**STATED PROBLEM:**
Repeat each entry as written, dropping any picture you find.
##### MATERIAL SHOWN #####
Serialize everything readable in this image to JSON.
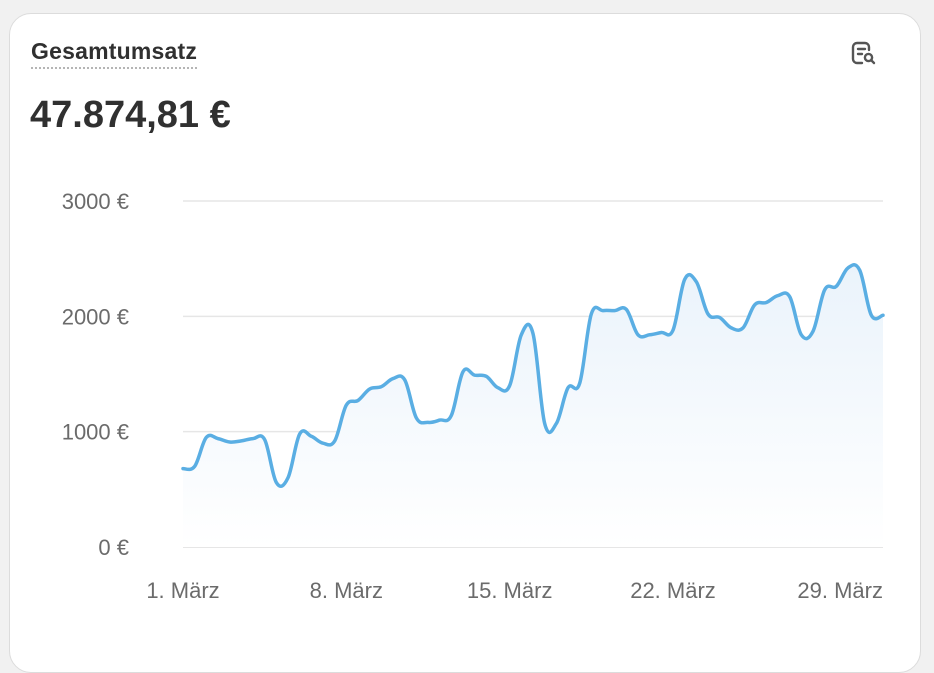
{
  "card": {
    "title": "Gesamtumsatz",
    "total": "47.874,81 €",
    "action_icon": "report-search-icon"
  },
  "colors": {
    "line": "#5aaee3",
    "grid": "#e6e6e6",
    "text": "#303030"
  },
  "chart_data": {
    "type": "area",
    "title": "",
    "xlabel": "",
    "ylabel": "",
    "ylim": [
      0,
      3000
    ],
    "yticks": [
      0,
      1000,
      2000,
      3000
    ],
    "ytick_labels": [
      "0 €",
      "1000 €",
      "2000 €",
      "3000 €"
    ],
    "xtick_labels": [
      "1. März",
      "8. März",
      "15. März",
      "22. März",
      "29. März"
    ],
    "xtick_days": [
      1,
      8,
      15,
      22,
      29
    ],
    "grid": true,
    "series": [
      {
        "x": [
          1,
          1.5,
          2,
          2.5,
          3,
          3.5,
          4,
          4.5,
          5,
          5.5,
          6,
          6.5,
          7,
          7.5,
          8,
          8.5,
          9,
          9.5,
          10,
          10.5,
          11,
          11.5,
          12,
          12.5,
          13,
          13.5,
          14,
          14.5,
          15,
          15.5,
          16,
          16.5,
          17,
          17.5,
          18,
          18.5,
          19,
          19.5,
          20,
          20.5,
          21,
          21.5,
          22,
          22.5,
          23,
          23.5,
          24,
          24.5,
          25,
          25.5,
          26,
          26.5,
          27,
          27.5,
          28,
          28.5,
          29,
          29.5,
          30,
          30.5,
          31
        ],
        "values": [
          680,
          700,
          950,
          940,
          910,
          920,
          940,
          930,
          560,
          600,
          980,
          960,
          900,
          920,
          1230,
          1270,
          1370,
          1390,
          1460,
          1450,
          1120,
          1080,
          1100,
          1140,
          1520,
          1490,
          1480,
          1380,
          1400,
          1840,
          1850,
          1070,
          1070,
          1380,
          1420,
          2020,
          2050,
          2050,
          2060,
          1840,
          1840,
          1860,
          1880,
          2320,
          2300,
          2020,
          1990,
          1900,
          1900,
          2100,
          2120,
          2180,
          2170,
          1840,
          1870,
          2230,
          2260,
          2420,
          2400,
          2010,
          2010
        ]
      }
    ]
  }
}
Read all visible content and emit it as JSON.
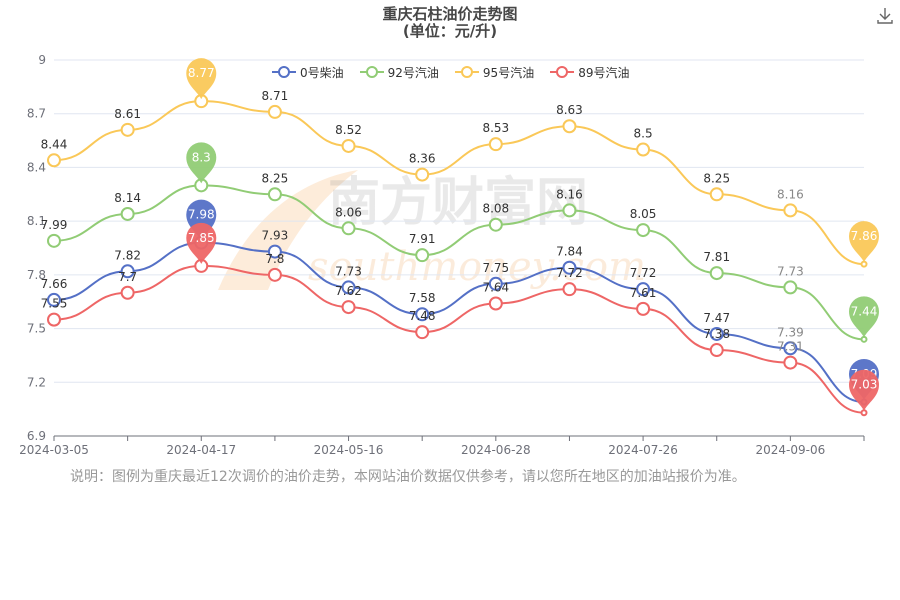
{
  "page": {
    "title": "重庆石柱油价走势图",
    "subtitle": "(单位：元/升)",
    "note": "说明：图例为重庆最近12次调价的油价走势，本网站油价数据仅供参考，请以您所在地区的加油站报价为准。",
    "download_icon": "download-icon",
    "watermark": {
      "cn": "南方财富网",
      "en": "southmoney.com"
    }
  },
  "chart_data": {
    "type": "line",
    "title": "重庆石柱油价走势图",
    "subtitle": "(单位：元/升)",
    "x_tick_labels": [
      "2024-03-05",
      "2024-04-17",
      "2024-05-16",
      "2024-06-28",
      "2024-07-26",
      "2024-09-06"
    ],
    "y_tick_labels": [
      "6.9",
      "7.2",
      "7.5",
      "7.8",
      "8.1",
      "8.4",
      "8.7",
      "9"
    ],
    "ylim": [
      6.9,
      9
    ],
    "grid": "y",
    "legend_position": "top",
    "series": [
      {
        "name": "0号柴油",
        "color": "#5470c6",
        "values": [
          7.66,
          7.82,
          7.98,
          7.93,
          7.73,
          7.58,
          7.75,
          7.84,
          7.72,
          7.47,
          7.39,
          7.09
        ],
        "max_marker": "7.98",
        "min_marker": "7.09"
      },
      {
        "name": "92号汽油",
        "color": "#91cc75",
        "values": [
          7.99,
          8.14,
          8.3,
          8.25,
          8.06,
          7.91,
          8.08,
          8.16,
          8.05,
          7.81,
          7.73,
          7.44
        ],
        "max_marker": "8.3",
        "min_marker": "7.44"
      },
      {
        "name": "95号汽油",
        "color": "#fac858",
        "values": [
          8.44,
          8.61,
          8.77,
          8.71,
          8.52,
          8.36,
          8.53,
          8.63,
          8.5,
          8.25,
          8.16,
          7.86
        ],
        "max_marker": "8.77",
        "min_marker": "7.86"
      },
      {
        "name": "89号汽油",
        "color": "#ee6666",
        "values": [
          7.55,
          7.7,
          7.85,
          7.8,
          7.62,
          7.48,
          7.64,
          7.72,
          7.61,
          7.38,
          7.31,
          7.03
        ],
        "max_marker": "7.85",
        "min_marker": "7.03"
      }
    ]
  }
}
#####
**OUTPUT:**
Serialize everything readable in this image to JSON.
{
  "card": {
    "title": "Gesamtumsatz",
    "total": "47.874,81 €",
    "action_icon": "report-search-icon"
  },
  "colors": {
    "line": "#5aaee3",
    "grid": "#e6e6e6",
    "text": "#303030"
  },
  "chart_data": {
    "type": "area",
    "title": "",
    "xlabel": "",
    "ylabel": "",
    "ylim": [
      0,
      3000
    ],
    "yticks": [
      0,
      1000,
      2000,
      3000
    ],
    "ytick_labels": [
      "0 €",
      "1000 €",
      "2000 €",
      "3000 €"
    ],
    "xtick_labels": [
      "1. März",
      "8. März",
      "15. März",
      "22. März",
      "29. März"
    ],
    "xtick_days": [
      1,
      8,
      15,
      22,
      29
    ],
    "grid": true,
    "series": [
      {
        "x": [
          1,
          1.5,
          2,
          2.5,
          3,
          3.5,
          4,
          4.5,
          5,
          5.5,
          6,
          6.5,
          7,
          7.5,
          8,
          8.5,
          9,
          9.5,
          10,
          10.5,
          11,
          11.5,
          12,
          12.5,
          13,
          13.5,
          14,
          14.5,
          15,
          15.5,
          16,
          16.5,
          17,
          17.5,
          18,
          18.5,
          19,
          19.5,
          20,
          20.5,
          21,
          21.5,
          22,
          22.5,
          23,
          23.5,
          24,
          24.5,
          25,
          25.5,
          26,
          26.5,
          27,
          27.5,
          28,
          28.5,
          29,
          29.5,
          30,
          30.5,
          31
        ],
        "values": [
          680,
          700,
          950,
          940,
          910,
          920,
          940,
          930,
          560,
          600,
          980,
          960,
          900,
          920,
          1230,
          1270,
          1370,
          1390,
          1460,
          1450,
          1120,
          1080,
          1100,
          1140,
          1520,
          1490,
          1480,
          1380,
          1400,
          1840,
          1850,
          1070,
          1070,
          1380,
          1420,
          2020,
          2050,
          2050,
          2060,
          1840,
          1840,
          1860,
          1880,
          2320,
          2300,
          2020,
          1990,
          1900,
          1900,
          2100,
          2120,
          2180,
          2170,
          1840,
          1870,
          2230,
          2260,
          2420,
          2400,
          2010,
          2010
        ]
      }
    ]
  }
}
Read all visible content and emit it as JSON.
{
  "page": {
    "title": "重庆石柱油价走势图",
    "subtitle": "(单位：元/升)",
    "note": "说明：图例为重庆最近12次调价的油价走势，本网站油价数据仅供参考，请以您所在地区的加油站报价为准。",
    "download_icon": "download-icon",
    "watermark": {
      "cn": "南方财富网",
      "en": "southmoney.com"
    }
  },
  "chart_data": {
    "type": "line",
    "title": "重庆石柱油价走势图",
    "subtitle": "(单位：元/升)",
    "x_tick_labels": [
      "2024-03-05",
      "2024-04-17",
      "2024-05-16",
      "2024-06-28",
      "2024-07-26",
      "2024-09-06"
    ],
    "y_tick_labels": [
      "6.9",
      "7.2",
      "7.5",
      "7.8",
      "8.1",
      "8.4",
      "8.7",
      "9"
    ],
    "ylim": [
      6.9,
      9
    ],
    "grid": "y",
    "legend_position": "top",
    "series": [
      {
        "name": "0号柴油",
        "color": "#5470c6",
        "values": [
          7.66,
          7.82,
          7.98,
          7.93,
          7.73,
          7.58,
          7.75,
          7.84,
          7.72,
          7.47,
          7.39,
          7.09
        ],
        "max_marker": "7.98",
        "min_marker": "7.09"
      },
      {
        "name": "92号汽油",
        "color": "#91cc75",
        "values": [
          7.99,
          8.14,
          8.3,
          8.25,
          8.06,
          7.91,
          8.08,
          8.16,
          8.05,
          7.81,
          7.73,
          7.44
        ],
        "max_marker": "8.3",
        "min_marker": "7.44"
      },
      {
        "name": "95号汽油",
        "color": "#fac858",
        "values": [
          8.44,
          8.61,
          8.77,
          8.71,
          8.52,
          8.36,
          8.53,
          8.63,
          8.5,
          8.25,
          8.16,
          7.86
        ],
        "max_marker": "8.77",
        "min_marker": "7.86"
      },
      {
        "name": "89号汽油",
        "color": "#ee6666",
        "values": [
          7.55,
          7.7,
          7.85,
          7.8,
          7.62,
          7.48,
          7.64,
          7.72,
          7.61,
          7.38,
          7.31,
          7.03
        ],
        "max_marker": "7.85",
        "min_marker": "7.03"
      }
    ]
  }
}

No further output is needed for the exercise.